PROBLEM DESCRIPTION:
Find each line with the word "title" and copy it.

SUPPLIED RECORDS:

►

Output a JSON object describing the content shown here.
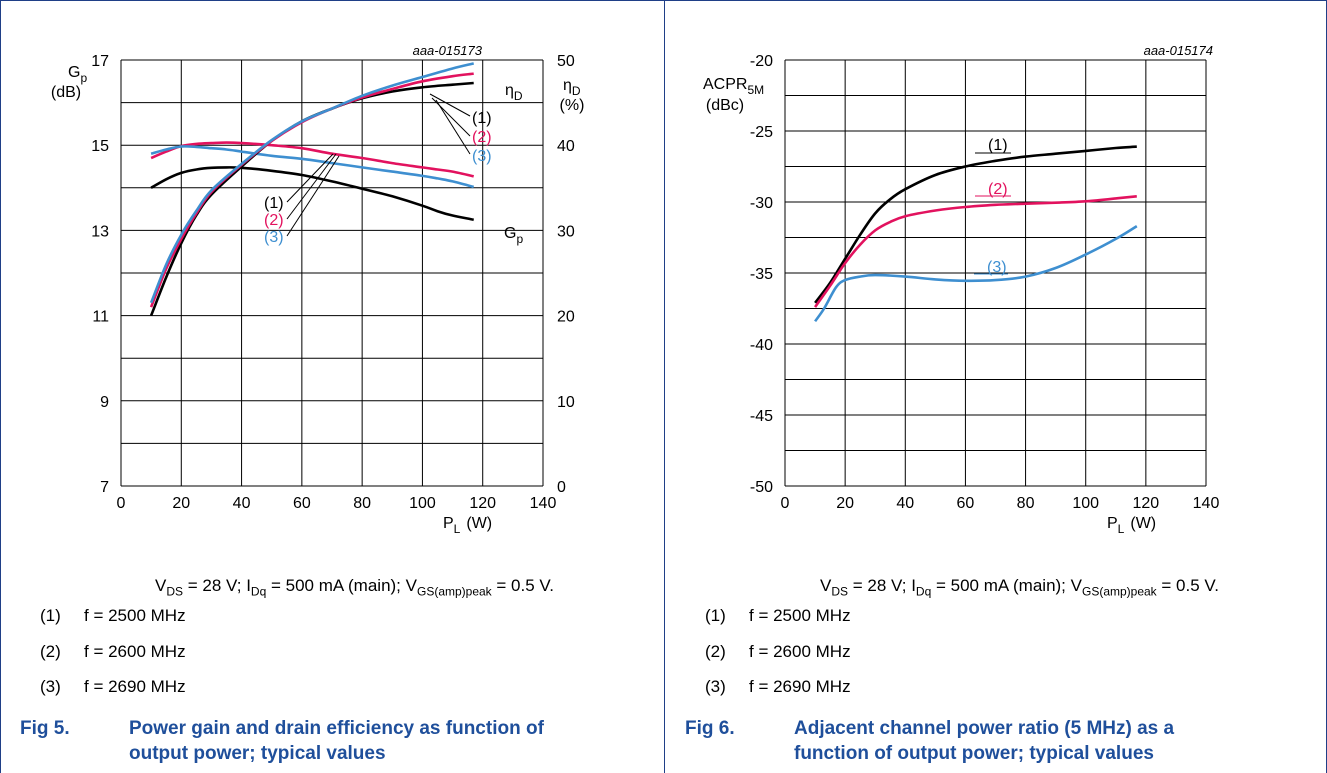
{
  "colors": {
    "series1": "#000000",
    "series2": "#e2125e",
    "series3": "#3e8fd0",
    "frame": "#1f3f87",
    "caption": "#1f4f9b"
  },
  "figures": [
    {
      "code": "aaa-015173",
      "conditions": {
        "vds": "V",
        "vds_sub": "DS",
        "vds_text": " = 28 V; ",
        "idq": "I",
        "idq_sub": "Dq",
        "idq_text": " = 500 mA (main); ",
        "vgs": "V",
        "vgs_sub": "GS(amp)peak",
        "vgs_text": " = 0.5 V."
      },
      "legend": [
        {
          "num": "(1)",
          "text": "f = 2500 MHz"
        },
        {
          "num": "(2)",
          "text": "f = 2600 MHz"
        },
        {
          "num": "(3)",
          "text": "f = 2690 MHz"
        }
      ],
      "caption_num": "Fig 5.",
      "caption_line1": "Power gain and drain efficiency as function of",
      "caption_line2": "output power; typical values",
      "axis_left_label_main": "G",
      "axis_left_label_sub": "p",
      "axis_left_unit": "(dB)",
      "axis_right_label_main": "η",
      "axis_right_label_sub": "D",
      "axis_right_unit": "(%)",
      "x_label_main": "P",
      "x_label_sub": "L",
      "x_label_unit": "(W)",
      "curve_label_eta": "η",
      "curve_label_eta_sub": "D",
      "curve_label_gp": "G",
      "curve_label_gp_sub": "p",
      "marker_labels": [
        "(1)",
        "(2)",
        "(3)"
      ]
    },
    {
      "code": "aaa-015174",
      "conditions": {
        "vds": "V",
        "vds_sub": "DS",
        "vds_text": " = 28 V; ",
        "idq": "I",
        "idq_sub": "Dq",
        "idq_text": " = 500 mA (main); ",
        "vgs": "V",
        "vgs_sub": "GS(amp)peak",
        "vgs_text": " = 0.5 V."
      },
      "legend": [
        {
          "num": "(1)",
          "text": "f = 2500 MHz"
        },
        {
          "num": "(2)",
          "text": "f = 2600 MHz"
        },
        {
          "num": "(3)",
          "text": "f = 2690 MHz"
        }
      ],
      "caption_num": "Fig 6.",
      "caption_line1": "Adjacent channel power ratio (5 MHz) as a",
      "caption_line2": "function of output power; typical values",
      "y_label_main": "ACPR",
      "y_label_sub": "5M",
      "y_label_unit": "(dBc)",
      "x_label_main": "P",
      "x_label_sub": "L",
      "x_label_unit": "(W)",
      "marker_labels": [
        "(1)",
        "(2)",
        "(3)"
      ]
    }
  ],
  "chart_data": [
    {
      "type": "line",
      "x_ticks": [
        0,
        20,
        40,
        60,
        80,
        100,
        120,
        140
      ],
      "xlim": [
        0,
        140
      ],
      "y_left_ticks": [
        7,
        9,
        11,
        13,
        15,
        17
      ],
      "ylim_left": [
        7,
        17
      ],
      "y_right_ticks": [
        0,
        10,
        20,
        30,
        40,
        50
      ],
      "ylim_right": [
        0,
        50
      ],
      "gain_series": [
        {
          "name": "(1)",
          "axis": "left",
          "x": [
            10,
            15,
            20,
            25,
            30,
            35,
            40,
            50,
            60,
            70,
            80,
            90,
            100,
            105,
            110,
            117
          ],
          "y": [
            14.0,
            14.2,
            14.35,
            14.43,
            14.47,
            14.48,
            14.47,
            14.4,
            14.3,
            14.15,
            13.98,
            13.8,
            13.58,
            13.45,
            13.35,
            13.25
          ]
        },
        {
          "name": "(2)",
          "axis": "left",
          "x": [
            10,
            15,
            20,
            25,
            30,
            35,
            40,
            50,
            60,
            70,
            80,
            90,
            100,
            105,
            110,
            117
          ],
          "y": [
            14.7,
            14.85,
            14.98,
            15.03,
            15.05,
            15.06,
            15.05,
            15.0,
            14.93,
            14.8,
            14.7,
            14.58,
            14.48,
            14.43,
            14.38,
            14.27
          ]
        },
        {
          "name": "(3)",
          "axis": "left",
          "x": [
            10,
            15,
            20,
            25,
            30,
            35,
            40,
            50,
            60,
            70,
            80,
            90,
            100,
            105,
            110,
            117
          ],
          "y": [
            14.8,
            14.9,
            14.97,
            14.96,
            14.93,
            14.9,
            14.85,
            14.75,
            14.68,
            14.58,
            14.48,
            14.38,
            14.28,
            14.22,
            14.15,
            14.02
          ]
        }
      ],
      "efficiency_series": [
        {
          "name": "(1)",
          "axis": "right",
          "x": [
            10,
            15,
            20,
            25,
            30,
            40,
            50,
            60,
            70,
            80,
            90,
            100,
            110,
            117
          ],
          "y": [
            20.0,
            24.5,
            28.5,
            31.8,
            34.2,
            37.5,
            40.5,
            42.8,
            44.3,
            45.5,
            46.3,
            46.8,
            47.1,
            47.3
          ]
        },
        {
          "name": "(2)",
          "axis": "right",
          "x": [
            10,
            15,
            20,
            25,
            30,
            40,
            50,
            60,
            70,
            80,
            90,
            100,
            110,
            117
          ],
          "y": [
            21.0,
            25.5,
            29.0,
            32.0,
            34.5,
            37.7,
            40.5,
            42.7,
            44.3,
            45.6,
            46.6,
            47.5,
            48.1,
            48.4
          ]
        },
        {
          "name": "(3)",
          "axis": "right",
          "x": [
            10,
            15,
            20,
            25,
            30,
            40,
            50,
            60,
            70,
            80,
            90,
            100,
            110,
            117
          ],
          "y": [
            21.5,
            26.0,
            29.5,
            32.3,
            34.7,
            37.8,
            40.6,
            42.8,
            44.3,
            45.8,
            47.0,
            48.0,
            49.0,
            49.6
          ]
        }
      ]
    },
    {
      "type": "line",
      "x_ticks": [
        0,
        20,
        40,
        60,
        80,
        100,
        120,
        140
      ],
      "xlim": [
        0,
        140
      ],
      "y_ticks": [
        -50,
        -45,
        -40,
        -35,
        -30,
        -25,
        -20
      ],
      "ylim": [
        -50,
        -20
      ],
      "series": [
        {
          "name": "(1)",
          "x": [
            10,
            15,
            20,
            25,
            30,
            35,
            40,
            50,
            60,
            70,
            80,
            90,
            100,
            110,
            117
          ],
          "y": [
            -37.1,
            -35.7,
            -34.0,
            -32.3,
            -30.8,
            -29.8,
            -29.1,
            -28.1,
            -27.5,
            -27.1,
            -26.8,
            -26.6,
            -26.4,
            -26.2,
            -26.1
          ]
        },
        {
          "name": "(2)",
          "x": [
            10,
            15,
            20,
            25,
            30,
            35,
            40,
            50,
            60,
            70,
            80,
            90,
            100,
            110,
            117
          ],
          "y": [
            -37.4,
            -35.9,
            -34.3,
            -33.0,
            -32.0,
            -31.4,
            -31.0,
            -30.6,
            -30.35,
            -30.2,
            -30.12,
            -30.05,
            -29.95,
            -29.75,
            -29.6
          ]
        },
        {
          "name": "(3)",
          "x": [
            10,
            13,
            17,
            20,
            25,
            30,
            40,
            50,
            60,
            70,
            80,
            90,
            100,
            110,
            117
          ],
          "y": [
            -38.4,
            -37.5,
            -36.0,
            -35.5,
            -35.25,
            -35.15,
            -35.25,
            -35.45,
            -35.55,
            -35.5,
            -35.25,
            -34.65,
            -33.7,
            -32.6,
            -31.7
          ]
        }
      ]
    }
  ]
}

◄
►

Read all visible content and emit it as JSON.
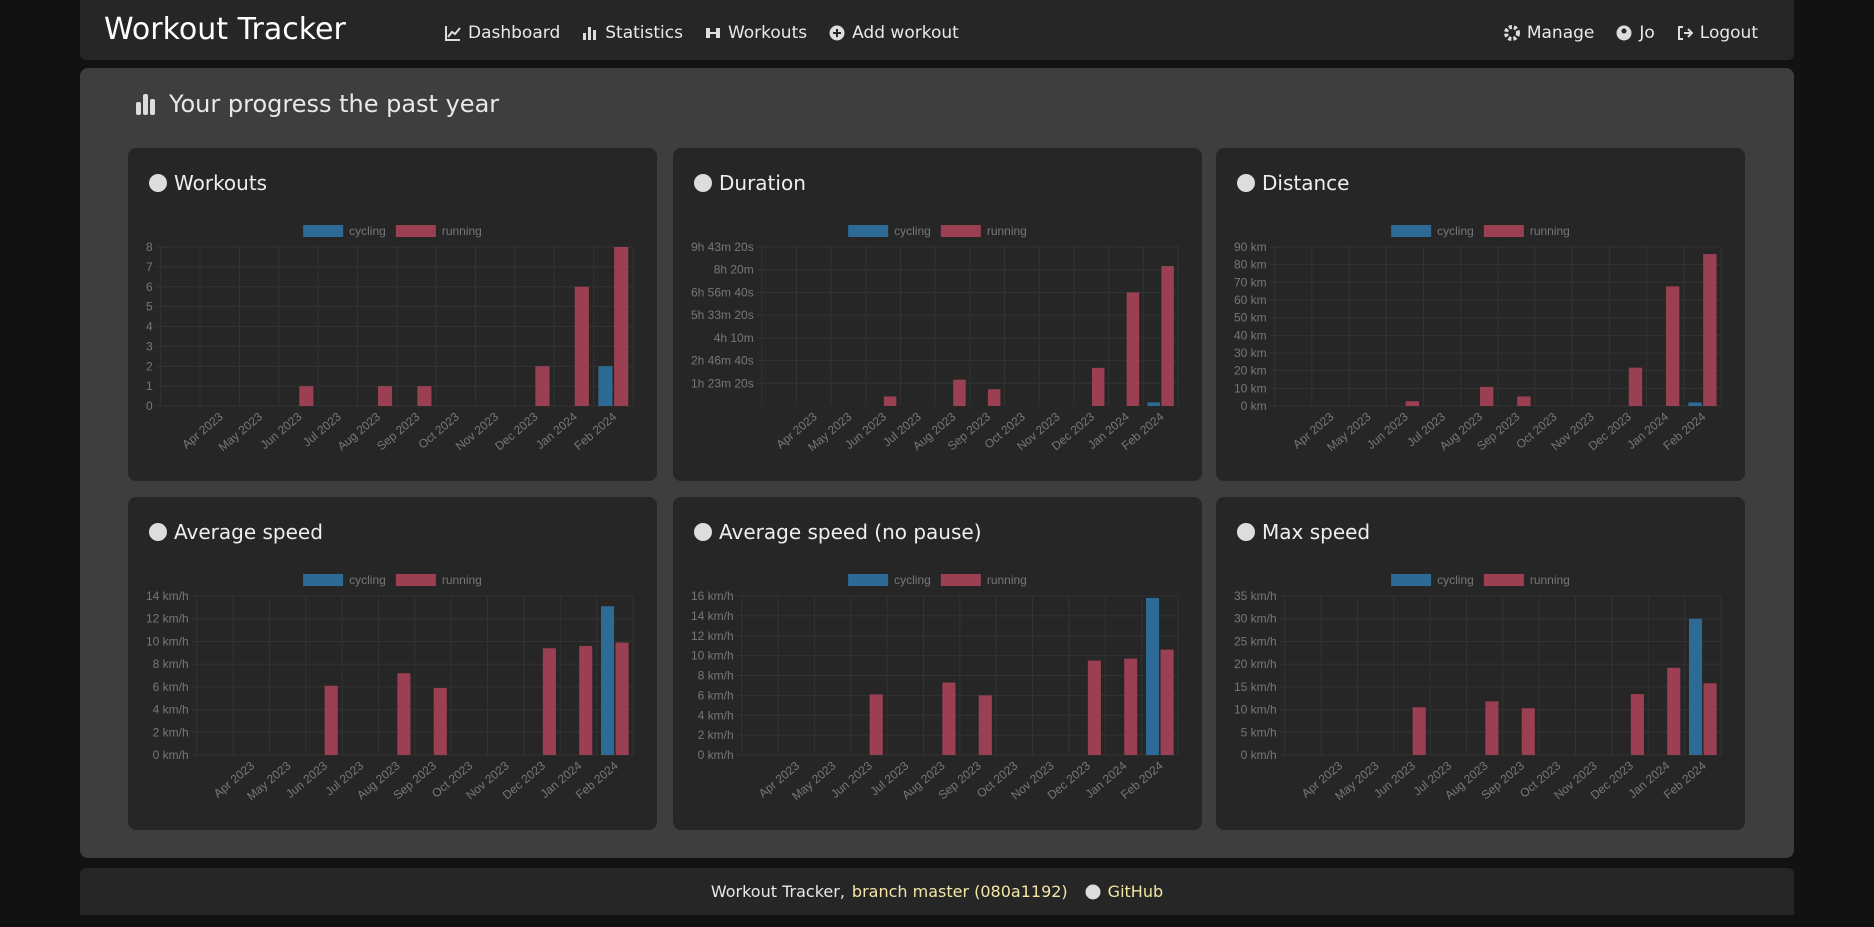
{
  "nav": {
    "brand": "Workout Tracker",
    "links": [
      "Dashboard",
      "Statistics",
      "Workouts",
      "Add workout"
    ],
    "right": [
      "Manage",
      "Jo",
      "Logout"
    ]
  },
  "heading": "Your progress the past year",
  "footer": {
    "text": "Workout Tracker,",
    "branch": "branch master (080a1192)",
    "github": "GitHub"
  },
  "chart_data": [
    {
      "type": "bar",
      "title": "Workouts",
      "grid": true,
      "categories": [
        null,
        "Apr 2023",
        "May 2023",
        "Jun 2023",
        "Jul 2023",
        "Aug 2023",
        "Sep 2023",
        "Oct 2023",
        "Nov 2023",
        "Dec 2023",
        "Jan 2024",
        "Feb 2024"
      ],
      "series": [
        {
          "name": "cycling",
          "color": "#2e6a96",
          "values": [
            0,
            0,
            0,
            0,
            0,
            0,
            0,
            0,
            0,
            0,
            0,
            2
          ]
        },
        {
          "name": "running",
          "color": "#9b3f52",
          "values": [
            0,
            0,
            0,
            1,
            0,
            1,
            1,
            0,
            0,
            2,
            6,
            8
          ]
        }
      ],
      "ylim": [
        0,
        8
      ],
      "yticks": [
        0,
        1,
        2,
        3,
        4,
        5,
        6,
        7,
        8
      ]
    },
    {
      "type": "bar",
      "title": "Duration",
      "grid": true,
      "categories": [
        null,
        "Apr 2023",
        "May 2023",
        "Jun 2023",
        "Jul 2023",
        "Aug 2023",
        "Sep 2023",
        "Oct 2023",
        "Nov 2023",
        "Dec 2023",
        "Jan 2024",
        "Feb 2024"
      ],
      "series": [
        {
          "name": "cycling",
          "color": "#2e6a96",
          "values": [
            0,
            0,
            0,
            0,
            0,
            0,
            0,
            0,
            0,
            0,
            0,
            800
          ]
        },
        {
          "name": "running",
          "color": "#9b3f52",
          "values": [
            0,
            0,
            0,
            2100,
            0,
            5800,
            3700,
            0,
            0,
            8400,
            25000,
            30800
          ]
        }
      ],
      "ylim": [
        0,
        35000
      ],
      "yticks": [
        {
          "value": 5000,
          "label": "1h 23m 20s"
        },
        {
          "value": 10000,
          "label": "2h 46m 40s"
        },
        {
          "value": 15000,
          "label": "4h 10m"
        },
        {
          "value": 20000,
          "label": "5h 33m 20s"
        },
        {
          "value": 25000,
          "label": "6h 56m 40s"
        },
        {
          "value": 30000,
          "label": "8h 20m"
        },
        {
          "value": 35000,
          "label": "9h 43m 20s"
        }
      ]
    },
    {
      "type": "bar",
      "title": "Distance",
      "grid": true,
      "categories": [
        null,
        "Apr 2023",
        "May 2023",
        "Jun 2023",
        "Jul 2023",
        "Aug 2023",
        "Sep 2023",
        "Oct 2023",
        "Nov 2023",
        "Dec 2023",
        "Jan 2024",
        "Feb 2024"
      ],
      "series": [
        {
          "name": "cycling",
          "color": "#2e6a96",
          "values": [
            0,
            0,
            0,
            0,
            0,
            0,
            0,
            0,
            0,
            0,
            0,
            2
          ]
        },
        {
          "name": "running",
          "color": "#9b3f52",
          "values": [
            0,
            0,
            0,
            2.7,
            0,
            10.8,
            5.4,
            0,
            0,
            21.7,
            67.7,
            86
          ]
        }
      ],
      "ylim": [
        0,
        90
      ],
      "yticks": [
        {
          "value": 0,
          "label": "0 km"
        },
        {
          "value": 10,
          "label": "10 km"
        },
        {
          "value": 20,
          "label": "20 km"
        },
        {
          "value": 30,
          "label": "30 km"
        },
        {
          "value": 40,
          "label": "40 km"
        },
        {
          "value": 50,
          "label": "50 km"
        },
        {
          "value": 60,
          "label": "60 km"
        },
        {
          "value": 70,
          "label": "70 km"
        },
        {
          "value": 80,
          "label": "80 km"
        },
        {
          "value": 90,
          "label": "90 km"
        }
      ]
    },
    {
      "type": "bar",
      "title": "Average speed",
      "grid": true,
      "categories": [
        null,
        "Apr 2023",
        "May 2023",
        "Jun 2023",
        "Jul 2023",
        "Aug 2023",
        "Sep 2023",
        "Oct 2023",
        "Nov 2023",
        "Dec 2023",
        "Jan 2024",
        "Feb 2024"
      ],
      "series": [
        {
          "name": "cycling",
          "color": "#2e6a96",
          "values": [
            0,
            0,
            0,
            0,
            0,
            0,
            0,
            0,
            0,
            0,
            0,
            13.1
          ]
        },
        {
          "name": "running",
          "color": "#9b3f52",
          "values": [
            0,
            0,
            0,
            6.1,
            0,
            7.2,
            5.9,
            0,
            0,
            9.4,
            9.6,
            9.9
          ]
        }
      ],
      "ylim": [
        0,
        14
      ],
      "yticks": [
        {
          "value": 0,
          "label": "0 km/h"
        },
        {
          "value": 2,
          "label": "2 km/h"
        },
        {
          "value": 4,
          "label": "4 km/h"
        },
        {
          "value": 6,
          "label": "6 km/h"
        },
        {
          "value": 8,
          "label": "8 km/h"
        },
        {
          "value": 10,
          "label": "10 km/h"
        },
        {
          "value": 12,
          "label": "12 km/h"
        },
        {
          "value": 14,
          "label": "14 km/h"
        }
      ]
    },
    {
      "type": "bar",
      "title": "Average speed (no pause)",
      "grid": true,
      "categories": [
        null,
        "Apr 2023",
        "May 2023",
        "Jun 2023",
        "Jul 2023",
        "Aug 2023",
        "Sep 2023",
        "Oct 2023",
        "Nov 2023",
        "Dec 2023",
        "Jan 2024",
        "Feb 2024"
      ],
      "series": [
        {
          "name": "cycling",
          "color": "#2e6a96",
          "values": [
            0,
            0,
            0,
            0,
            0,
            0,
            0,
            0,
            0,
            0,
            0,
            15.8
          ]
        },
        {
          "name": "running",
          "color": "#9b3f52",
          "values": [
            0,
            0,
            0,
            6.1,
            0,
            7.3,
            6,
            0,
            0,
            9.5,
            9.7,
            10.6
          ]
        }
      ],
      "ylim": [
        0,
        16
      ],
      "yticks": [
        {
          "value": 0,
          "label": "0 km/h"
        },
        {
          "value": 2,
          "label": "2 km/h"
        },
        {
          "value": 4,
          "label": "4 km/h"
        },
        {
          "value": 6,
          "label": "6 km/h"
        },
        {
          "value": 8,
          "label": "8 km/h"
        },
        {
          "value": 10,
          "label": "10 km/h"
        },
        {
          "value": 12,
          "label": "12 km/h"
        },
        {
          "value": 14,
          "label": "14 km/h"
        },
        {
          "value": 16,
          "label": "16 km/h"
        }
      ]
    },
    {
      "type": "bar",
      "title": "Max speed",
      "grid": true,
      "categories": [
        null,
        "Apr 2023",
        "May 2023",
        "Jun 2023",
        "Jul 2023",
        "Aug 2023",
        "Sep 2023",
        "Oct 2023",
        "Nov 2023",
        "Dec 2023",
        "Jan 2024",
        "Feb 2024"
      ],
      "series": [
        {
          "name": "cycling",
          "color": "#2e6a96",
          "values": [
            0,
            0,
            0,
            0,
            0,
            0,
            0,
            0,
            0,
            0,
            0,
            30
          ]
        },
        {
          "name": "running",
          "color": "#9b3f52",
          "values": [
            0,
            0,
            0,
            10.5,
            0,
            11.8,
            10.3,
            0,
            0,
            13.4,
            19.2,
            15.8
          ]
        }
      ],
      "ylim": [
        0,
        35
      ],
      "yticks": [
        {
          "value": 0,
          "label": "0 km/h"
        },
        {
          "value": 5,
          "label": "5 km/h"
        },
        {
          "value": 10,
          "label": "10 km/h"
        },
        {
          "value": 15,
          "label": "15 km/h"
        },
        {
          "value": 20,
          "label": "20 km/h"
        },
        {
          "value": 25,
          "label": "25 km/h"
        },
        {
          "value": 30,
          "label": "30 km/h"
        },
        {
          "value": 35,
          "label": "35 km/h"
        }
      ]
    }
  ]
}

◄

SOLUTION TO THIS TASK:
      "title": "Workouts",
      "title": "Duration",
      "title": "Distance",
      "title": "Average speed",
      "title": "Average speed (no pause)",
      "title": "Max speed",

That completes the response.